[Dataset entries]
____________________

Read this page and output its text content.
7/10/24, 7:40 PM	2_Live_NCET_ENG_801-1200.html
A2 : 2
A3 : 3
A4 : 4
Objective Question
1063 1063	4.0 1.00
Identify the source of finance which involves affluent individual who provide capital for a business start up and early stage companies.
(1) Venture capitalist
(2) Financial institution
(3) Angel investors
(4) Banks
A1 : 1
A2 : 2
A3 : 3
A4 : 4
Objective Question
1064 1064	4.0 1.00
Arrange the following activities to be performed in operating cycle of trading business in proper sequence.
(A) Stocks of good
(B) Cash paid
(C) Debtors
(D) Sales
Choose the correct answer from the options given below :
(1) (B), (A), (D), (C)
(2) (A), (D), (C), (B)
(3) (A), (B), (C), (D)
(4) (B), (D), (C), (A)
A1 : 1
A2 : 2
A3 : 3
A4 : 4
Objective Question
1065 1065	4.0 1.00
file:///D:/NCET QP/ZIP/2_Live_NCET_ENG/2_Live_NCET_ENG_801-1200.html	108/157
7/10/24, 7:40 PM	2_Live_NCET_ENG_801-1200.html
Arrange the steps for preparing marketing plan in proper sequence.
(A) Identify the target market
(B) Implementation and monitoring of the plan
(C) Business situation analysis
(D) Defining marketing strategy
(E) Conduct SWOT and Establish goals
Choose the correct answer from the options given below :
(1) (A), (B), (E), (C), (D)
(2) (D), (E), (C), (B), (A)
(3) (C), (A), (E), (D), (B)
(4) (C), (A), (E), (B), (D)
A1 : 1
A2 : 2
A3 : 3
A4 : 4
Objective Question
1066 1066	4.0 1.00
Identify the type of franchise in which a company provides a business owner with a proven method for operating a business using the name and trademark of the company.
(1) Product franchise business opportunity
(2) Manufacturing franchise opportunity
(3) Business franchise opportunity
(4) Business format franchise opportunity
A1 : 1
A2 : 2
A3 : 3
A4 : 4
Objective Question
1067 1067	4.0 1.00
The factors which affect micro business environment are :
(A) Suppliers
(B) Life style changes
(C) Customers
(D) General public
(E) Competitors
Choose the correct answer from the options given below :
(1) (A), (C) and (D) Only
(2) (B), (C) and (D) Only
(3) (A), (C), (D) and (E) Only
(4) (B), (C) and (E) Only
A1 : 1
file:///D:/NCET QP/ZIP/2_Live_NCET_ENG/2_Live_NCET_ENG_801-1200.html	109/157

____________________

WHAT YOU SHOULD DO: Each line of the material must be restated exactly.

RESULT OF THE TASK:
Read this page and output its text content.
7/10/24, 7:40 PM	2_Live_NCET_ENG_801-1200.html
A2 : 2
A3 : 3
A4 : 4
Objective Question
1063 1063	4.0 1.00
Identify the source of finance which involves affluent individual who provide capital for a business start up and early stage companies.
(1) Venture capitalist
(2) Financial institution
(3) Angel investors
(4) Banks
A1 : 1
A2 : 2
A3 : 3
A4 : 4
Objective Question
1064 1064	4.0 1.00
Arrange the following activities to be performed in operating cycle of trading business in proper sequence.
(A) Stocks of good
(B) Cash paid
(C) Debtors
(D) Sales
Choose the correct answer from the options given below :
(1) (B), (A), (D), (C)
(2) (A), (D), (C), (B)
(3) (A), (B), (C), (D)
(4) (B), (D), (C), (A)
A1 : 1
A2 : 2
A3 : 3
A4 : 4
Objective Question
1065 1065	4.0 1.00
file:///D:/NCET QP/ZIP/2_Live_NCET_ENG/2_Live_NCET_ENG_801-1200.html	108/157
7/10/24, 7:40 PM	2_Live_NCET_ENG_801-1200.html
Arrange the steps for preparing marketing plan in proper sequence.
(A) Identify the target market
(B) Implementation and monitoring of the plan
(C) Business situation analysis
(D) Defining marketing strategy
(E) Conduct SWOT and Establish goals
Choose the correct answer from the options given below :
(1) (A), (B), (E), (C), (D)
(2) (D), (E), (C), (B), (A)
(3) (C), (A), (E), (D), (B)
(4) (C), (A), (E), (B), (D)
A1 : 1
A2 : 2
A3 : 3
A4 : 4
Objective Question
1066 1066	4.0 1.00
Identify the type of franchise in which a company provides a business owner with a proven method for operating a business using the name and trademark of the company.
(1) Product franchise business opportunity
(2) Manufacturing franchise opportunity
(3) Business franchise opportunity
(4) Business format franchise opportunity
A1 : 1
A2 : 2
A3 : 3
A4 : 4
Objective Question
1067 1067	4.0 1.00
The factors which affect micro business environment are :
(A) Suppliers
(B) Life style changes
(C) Customers
(D) General public
(E) Competitors
Choose the correct answer from the options given below :
(1) (A), (C) and (D) Only
(2) (B), (C) and (D) Only
(3) (A), (C), (D) and (E) Only
(4) (B), (C) and (E) Only
A1 : 1
file:///D:/NCET QP/ZIP/2_Live_NCET_ENG/2_Live_NCET_ENG_801-1200.html	109/157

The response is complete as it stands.